## Stated problem
Copy the lines holding the word "Ведение", all of them.

## Supplied information
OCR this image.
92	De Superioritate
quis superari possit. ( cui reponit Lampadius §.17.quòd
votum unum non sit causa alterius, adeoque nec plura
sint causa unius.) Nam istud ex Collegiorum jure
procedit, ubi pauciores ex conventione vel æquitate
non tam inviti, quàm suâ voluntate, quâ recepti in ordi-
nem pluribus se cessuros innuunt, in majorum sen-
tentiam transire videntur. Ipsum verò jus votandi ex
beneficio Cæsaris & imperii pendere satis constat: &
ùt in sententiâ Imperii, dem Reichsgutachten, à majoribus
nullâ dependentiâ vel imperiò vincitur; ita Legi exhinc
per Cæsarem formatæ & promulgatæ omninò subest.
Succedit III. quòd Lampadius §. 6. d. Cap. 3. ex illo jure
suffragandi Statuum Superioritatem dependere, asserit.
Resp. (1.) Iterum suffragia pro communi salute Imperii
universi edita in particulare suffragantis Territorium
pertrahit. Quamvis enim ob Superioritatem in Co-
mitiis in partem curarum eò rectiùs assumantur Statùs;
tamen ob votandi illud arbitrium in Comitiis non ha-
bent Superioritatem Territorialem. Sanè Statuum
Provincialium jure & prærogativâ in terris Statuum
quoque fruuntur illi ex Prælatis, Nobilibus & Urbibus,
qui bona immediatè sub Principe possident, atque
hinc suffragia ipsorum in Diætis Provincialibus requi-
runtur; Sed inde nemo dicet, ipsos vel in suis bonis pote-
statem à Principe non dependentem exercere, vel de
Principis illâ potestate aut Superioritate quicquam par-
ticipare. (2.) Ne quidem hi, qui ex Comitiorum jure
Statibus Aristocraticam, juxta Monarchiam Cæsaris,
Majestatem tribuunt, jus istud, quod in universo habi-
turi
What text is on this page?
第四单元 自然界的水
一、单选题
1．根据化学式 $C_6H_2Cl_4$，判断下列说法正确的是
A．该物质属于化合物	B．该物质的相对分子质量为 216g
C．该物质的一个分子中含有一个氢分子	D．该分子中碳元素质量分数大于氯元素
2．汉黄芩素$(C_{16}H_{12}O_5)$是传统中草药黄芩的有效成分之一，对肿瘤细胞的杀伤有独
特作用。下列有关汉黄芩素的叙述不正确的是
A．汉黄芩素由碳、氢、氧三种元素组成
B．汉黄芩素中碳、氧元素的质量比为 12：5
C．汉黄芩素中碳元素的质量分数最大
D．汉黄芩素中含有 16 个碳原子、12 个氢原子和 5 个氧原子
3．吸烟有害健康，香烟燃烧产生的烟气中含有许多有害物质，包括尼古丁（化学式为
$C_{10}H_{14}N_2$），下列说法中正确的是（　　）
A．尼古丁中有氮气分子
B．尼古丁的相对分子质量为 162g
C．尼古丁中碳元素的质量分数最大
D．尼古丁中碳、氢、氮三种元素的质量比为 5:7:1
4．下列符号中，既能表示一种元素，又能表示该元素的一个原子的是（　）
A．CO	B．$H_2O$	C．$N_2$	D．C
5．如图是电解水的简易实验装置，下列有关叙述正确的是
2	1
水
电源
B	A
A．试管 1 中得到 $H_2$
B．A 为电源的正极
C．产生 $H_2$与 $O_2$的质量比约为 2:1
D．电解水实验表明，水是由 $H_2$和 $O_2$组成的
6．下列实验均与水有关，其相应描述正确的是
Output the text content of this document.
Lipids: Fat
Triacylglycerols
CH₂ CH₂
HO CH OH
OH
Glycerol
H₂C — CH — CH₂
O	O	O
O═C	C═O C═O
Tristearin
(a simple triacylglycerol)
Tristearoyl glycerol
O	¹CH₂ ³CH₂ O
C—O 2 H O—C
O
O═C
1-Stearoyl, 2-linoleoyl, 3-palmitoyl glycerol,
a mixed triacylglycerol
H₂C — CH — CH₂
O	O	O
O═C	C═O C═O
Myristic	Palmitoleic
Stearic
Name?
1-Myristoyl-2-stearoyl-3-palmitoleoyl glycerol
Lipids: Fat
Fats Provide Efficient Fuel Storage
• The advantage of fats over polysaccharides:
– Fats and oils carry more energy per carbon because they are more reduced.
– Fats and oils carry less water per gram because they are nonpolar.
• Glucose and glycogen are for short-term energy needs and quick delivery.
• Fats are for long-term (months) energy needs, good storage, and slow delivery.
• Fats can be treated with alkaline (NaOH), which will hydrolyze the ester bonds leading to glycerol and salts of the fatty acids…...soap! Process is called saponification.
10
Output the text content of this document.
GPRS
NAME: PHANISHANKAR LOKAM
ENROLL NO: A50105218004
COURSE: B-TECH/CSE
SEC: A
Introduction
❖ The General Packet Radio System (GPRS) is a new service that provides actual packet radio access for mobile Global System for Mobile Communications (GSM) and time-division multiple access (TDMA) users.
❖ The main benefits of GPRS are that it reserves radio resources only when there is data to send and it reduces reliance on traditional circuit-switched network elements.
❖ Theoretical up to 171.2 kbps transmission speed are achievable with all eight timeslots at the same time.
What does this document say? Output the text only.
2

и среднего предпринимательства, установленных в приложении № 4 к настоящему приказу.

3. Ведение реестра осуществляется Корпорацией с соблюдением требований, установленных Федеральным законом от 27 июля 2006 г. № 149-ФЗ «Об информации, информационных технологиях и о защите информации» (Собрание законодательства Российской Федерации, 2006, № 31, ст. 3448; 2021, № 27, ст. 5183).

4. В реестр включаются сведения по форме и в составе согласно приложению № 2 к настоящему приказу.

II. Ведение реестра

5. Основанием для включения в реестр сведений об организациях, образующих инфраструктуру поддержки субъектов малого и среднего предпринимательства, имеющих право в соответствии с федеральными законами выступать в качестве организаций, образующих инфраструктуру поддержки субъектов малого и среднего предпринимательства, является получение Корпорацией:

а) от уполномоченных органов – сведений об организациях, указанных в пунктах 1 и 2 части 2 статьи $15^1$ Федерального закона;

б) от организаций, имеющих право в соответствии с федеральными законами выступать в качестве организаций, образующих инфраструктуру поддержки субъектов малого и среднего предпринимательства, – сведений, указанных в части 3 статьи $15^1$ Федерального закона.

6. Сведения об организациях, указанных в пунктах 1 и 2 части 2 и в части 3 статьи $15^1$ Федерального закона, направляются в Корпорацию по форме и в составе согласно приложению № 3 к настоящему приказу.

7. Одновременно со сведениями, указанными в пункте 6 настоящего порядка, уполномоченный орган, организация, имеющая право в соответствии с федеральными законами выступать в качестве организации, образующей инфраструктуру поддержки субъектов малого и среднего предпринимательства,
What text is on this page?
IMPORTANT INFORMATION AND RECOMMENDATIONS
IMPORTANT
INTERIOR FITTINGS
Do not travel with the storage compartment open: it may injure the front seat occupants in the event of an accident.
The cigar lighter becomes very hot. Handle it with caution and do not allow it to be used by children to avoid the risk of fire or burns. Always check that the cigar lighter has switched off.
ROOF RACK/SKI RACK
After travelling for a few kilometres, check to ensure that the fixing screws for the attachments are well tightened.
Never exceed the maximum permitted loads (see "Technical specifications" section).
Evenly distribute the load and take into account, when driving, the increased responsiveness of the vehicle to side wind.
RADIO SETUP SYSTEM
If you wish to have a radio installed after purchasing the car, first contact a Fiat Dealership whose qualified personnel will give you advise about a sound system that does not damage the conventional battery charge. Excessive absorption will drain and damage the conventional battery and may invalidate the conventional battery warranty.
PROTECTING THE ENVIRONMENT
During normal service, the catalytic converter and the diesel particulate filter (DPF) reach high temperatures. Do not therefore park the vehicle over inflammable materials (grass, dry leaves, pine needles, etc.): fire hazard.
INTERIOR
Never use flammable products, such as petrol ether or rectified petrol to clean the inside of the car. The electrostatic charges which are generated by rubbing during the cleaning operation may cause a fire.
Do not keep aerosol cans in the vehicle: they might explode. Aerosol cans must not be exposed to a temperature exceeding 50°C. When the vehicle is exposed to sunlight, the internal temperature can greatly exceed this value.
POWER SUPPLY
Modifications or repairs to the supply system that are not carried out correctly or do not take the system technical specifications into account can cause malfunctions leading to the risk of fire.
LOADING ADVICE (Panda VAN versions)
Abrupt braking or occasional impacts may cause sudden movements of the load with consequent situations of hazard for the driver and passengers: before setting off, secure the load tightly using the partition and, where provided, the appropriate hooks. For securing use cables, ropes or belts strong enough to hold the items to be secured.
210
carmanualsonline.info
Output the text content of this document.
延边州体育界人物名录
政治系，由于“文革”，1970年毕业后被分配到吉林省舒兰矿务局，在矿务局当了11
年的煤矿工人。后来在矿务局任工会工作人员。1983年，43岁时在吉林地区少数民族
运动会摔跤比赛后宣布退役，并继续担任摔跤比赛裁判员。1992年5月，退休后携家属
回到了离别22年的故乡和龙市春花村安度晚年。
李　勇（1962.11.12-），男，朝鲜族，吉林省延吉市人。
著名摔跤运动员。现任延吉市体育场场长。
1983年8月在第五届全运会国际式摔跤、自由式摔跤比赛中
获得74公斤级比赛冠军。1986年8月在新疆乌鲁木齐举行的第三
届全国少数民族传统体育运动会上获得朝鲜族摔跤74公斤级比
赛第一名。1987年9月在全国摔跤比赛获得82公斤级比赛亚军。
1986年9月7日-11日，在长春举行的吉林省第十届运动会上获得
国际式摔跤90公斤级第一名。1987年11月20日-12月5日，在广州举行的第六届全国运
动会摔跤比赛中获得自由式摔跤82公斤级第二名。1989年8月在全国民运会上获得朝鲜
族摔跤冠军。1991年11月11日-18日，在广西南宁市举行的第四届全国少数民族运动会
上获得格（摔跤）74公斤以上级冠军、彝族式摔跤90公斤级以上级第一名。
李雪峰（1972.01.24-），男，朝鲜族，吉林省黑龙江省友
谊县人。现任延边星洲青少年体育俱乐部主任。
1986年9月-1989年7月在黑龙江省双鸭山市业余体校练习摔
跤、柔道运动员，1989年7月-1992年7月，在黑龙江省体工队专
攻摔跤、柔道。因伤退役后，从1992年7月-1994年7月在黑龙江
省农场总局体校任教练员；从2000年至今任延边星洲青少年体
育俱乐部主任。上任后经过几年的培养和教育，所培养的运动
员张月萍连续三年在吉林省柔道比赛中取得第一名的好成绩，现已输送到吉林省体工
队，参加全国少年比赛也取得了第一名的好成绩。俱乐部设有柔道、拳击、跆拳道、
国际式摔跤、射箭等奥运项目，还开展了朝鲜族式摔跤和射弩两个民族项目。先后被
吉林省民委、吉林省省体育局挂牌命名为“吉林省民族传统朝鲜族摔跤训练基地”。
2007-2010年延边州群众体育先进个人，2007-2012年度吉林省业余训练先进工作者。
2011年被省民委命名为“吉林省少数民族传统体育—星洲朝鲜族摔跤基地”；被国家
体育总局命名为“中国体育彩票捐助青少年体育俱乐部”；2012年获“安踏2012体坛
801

## Correct answer
3. Ведение реестра осуществляется Корпорацией с соблюдением требований, установленных Федеральным законом от 27 июля 2006 г. № 149-ФЗ «Об информации, информационных технологиях и о защите информации» (Собрание законодательства Российской Федерации, 2006, № 31, ст. 3448; 2021, № 27, ст. 5183).
II. Ведение реестра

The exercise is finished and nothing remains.